#### TASK
Identify each line below containing the string "改編期のお知らせです" and copy it.

(Stored data)
— start —
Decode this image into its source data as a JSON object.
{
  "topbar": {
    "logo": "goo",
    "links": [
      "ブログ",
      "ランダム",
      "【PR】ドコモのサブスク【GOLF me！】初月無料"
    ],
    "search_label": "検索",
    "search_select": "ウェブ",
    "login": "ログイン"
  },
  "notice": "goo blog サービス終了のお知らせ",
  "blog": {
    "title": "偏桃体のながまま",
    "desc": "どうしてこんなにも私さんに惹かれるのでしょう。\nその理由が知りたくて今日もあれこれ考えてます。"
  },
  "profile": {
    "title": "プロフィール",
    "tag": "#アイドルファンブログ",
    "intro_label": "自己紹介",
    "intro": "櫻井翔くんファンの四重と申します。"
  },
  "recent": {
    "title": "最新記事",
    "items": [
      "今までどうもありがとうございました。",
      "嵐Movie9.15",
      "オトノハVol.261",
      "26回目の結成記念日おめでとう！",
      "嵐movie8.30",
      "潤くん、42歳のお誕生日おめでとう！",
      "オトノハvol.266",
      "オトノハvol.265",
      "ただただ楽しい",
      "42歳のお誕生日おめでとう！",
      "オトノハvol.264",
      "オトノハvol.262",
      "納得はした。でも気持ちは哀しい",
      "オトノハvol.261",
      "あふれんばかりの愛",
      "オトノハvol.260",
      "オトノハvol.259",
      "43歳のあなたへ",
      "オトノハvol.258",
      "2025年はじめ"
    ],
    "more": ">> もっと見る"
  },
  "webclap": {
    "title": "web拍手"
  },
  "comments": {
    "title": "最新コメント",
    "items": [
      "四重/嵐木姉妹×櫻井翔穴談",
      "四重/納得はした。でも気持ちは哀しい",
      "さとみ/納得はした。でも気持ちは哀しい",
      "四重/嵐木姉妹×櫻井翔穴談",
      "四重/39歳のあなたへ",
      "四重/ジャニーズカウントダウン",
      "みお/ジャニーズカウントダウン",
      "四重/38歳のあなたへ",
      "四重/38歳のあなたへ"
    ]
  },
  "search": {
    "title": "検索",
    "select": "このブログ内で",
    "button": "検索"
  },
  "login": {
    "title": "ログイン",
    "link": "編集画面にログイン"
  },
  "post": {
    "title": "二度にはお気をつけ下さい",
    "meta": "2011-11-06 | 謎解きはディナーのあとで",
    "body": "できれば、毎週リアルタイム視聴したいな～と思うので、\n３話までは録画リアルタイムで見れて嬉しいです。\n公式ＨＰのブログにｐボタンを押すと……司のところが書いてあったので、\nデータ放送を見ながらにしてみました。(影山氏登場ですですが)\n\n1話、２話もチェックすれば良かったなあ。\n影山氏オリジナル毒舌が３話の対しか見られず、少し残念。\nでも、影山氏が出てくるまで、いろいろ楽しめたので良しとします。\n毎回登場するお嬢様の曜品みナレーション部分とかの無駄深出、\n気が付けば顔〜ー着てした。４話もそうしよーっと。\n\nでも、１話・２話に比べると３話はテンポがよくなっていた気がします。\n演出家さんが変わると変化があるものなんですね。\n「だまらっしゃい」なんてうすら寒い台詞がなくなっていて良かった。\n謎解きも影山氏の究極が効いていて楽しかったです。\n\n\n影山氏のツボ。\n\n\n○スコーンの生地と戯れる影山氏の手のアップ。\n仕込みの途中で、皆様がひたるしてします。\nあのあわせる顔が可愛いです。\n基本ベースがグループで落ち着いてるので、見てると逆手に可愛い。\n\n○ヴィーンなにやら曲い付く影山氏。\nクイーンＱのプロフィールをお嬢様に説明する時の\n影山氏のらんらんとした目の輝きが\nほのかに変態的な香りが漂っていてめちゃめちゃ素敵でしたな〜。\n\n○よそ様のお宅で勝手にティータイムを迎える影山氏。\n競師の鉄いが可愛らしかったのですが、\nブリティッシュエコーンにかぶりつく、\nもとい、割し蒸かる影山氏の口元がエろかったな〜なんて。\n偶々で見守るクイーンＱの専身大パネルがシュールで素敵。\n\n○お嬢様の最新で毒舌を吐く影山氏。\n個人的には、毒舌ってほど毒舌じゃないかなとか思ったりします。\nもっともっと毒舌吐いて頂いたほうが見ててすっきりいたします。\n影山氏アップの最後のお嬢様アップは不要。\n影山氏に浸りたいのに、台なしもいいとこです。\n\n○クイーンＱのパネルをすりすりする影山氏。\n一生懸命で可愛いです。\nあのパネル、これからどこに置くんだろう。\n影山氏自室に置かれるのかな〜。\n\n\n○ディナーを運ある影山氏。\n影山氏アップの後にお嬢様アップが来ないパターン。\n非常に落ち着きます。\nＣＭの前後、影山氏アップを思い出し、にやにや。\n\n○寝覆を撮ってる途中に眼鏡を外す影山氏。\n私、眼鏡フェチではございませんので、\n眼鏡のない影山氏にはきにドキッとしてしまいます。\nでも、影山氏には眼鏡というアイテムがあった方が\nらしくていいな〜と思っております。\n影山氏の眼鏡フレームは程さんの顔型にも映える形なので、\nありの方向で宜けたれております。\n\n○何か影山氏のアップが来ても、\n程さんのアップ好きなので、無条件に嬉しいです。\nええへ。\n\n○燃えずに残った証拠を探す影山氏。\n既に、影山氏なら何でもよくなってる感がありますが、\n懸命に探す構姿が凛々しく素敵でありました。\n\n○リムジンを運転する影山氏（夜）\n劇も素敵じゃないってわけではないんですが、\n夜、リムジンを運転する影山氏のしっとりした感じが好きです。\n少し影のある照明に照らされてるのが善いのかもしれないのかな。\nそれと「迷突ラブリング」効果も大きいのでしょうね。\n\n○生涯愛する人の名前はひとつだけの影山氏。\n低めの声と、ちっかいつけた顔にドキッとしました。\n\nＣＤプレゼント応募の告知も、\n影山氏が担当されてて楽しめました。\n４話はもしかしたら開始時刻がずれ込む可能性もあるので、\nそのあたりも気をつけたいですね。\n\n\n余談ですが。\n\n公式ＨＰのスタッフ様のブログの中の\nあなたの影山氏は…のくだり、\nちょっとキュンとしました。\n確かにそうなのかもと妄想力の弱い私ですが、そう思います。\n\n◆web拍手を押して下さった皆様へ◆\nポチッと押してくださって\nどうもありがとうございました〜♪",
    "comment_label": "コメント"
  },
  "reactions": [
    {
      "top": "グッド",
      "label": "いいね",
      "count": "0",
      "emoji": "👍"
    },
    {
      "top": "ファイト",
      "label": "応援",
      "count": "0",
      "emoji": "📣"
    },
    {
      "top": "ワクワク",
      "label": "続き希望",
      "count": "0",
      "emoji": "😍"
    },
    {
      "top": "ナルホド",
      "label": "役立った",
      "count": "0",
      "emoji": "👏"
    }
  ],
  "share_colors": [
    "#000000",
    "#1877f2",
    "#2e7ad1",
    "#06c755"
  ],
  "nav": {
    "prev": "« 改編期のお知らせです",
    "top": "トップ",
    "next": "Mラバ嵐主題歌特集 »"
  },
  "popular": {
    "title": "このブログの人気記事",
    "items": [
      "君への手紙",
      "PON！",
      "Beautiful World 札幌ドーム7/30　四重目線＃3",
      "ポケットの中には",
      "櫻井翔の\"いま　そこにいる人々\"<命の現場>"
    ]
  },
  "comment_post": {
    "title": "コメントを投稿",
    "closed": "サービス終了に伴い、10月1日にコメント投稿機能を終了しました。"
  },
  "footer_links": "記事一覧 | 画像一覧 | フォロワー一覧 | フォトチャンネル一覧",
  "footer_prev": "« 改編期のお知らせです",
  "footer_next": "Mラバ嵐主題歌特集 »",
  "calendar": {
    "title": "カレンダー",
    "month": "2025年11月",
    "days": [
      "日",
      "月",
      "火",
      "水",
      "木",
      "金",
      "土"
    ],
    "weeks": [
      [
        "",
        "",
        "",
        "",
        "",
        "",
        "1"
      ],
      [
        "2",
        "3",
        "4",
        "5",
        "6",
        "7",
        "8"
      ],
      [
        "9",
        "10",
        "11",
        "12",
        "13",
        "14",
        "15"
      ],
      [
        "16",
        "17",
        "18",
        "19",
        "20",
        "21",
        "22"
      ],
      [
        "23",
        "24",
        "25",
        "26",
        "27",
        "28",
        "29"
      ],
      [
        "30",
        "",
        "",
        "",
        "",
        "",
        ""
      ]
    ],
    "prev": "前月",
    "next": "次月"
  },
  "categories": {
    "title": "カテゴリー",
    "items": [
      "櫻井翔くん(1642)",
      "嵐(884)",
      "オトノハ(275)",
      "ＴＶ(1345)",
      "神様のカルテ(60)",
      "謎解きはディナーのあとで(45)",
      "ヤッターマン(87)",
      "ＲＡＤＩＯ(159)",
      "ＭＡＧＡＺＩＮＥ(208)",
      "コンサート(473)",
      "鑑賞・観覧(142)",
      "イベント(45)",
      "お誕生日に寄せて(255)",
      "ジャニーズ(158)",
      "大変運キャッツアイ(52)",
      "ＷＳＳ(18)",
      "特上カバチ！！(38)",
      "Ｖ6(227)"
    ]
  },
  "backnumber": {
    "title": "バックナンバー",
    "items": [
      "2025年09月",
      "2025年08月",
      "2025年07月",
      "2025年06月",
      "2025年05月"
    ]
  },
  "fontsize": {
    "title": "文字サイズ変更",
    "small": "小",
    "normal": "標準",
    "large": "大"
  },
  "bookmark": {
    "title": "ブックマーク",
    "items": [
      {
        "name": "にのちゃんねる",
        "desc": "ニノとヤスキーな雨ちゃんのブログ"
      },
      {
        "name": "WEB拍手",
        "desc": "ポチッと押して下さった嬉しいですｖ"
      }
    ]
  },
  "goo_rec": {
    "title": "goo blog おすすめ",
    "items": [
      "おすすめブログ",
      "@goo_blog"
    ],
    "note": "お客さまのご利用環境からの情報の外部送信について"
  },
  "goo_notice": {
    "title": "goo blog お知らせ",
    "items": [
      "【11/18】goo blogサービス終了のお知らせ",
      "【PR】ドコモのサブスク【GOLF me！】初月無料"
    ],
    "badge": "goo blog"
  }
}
— end —
#### RESULT OF THE TASK
    "prev": "« 改編期のお知らせです",
  "footer_prev": "« 改編期のお知らせです",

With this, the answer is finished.